■ Exercise aim
Repeat the entries below word for word, beginning with the first one and ending with the one that contains "price-grid-lines: [8, 5, 688, 354]".

■ Available data
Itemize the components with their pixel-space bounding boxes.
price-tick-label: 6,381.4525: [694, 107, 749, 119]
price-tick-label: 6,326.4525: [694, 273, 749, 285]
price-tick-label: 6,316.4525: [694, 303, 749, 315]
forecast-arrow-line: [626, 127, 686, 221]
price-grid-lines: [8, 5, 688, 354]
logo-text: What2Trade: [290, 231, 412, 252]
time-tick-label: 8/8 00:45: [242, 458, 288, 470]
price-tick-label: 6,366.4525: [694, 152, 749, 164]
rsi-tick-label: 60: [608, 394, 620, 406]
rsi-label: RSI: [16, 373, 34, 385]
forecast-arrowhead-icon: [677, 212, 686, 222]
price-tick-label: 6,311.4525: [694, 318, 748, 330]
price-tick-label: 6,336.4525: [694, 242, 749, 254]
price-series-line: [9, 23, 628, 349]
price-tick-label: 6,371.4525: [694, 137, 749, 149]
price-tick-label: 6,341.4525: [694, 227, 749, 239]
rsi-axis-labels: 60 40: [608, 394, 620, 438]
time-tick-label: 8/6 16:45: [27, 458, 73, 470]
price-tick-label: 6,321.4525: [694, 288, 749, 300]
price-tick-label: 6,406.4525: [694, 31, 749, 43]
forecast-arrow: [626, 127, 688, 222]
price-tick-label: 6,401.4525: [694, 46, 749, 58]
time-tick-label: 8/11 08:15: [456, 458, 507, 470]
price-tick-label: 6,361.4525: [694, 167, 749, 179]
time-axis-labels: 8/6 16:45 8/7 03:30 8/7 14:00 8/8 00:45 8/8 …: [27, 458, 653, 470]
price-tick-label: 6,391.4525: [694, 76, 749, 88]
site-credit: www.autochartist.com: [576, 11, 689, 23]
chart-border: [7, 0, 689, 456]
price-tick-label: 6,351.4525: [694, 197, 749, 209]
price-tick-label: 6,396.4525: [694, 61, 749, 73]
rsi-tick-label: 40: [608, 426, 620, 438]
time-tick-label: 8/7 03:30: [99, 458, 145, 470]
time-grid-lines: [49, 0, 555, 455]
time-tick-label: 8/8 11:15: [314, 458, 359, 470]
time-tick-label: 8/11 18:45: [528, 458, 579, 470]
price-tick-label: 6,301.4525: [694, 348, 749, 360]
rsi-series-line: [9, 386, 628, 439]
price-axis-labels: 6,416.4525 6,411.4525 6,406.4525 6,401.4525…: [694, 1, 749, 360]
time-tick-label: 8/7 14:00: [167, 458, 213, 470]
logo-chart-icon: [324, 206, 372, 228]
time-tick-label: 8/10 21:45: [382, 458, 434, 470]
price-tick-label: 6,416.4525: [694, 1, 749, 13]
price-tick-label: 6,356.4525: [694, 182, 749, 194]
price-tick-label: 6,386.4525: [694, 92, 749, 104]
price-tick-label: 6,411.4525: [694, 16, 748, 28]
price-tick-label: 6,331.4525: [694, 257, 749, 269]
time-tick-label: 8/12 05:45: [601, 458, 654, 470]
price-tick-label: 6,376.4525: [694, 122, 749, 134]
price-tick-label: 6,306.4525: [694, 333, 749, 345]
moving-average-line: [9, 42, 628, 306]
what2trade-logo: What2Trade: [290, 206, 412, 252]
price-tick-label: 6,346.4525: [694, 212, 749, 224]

■ Result for this task
Itemize the components with their pixel-space bounding boxes.
price-tick-label: 6,381.4525: [694, 107, 749, 119]
price-tick-label: 6,326.4525: [694, 273, 749, 285]
price-tick-label: 6,316.4525: [694, 303, 749, 315]
forecast-arrow-line: [626, 127, 686, 221]
price-grid-lines: [8, 5, 688, 354]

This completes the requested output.